[start]
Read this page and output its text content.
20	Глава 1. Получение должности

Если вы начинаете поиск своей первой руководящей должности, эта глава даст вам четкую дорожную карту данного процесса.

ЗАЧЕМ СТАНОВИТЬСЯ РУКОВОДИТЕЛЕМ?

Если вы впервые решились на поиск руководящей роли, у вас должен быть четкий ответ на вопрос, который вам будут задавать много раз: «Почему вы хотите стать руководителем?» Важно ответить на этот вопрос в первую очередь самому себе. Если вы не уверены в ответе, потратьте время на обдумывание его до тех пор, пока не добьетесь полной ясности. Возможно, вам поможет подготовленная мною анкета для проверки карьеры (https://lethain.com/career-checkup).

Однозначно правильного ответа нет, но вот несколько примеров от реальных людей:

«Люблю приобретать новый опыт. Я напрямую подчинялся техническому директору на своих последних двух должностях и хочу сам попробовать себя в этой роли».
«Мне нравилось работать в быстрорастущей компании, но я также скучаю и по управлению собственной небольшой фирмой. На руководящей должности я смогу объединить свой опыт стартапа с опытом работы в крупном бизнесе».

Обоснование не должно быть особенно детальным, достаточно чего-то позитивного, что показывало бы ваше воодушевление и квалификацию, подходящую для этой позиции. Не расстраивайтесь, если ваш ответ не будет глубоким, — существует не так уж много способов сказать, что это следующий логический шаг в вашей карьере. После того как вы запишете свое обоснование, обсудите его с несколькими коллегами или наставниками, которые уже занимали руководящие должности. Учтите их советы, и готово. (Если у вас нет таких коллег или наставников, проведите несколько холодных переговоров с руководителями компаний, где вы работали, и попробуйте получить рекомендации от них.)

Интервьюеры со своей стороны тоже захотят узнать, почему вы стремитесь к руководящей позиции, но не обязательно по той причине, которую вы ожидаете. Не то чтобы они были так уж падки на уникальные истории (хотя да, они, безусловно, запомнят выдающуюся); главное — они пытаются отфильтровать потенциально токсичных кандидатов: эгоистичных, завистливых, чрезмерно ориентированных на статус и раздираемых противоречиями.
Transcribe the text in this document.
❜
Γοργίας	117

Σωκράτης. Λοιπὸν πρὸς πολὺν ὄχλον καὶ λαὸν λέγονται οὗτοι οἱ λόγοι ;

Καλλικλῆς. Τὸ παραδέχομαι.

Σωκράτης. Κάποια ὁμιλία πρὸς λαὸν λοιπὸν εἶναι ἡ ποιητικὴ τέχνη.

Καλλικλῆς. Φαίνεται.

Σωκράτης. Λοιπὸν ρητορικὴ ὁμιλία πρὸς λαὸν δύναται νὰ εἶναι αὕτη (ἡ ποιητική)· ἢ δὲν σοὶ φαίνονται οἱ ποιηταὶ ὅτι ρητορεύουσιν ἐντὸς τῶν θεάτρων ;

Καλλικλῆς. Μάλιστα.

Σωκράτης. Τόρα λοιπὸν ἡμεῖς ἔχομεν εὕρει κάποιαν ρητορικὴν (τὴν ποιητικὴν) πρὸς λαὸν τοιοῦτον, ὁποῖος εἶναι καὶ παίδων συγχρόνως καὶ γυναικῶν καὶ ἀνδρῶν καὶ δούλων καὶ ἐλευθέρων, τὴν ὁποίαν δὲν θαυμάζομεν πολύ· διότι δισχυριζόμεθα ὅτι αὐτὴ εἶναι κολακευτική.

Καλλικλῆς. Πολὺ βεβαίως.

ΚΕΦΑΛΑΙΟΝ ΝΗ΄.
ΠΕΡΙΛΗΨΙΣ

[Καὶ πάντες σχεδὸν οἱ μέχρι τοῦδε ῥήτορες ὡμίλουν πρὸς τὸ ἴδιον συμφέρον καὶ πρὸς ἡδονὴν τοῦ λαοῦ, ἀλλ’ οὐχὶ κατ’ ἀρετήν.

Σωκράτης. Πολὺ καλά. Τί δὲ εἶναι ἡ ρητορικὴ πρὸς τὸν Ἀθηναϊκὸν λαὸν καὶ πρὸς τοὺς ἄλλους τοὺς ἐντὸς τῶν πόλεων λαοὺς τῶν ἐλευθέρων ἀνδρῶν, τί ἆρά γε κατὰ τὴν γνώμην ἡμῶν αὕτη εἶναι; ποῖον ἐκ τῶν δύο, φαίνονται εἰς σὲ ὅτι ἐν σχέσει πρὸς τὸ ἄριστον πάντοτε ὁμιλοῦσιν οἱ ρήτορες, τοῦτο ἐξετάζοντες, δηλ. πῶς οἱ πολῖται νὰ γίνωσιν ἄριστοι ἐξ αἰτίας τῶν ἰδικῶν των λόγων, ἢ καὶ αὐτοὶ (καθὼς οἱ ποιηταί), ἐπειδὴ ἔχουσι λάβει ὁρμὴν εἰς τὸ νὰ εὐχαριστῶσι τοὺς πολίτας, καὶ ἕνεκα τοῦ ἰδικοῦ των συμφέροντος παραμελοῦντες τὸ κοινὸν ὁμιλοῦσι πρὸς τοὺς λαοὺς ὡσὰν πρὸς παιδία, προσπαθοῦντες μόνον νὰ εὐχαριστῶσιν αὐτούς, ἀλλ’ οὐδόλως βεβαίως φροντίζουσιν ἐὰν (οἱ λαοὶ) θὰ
[end]
— WHAT THE TASK ASKS —
Your reply is one number: how many lines of the records above contain the word "позиции".

— RESPONSE —
2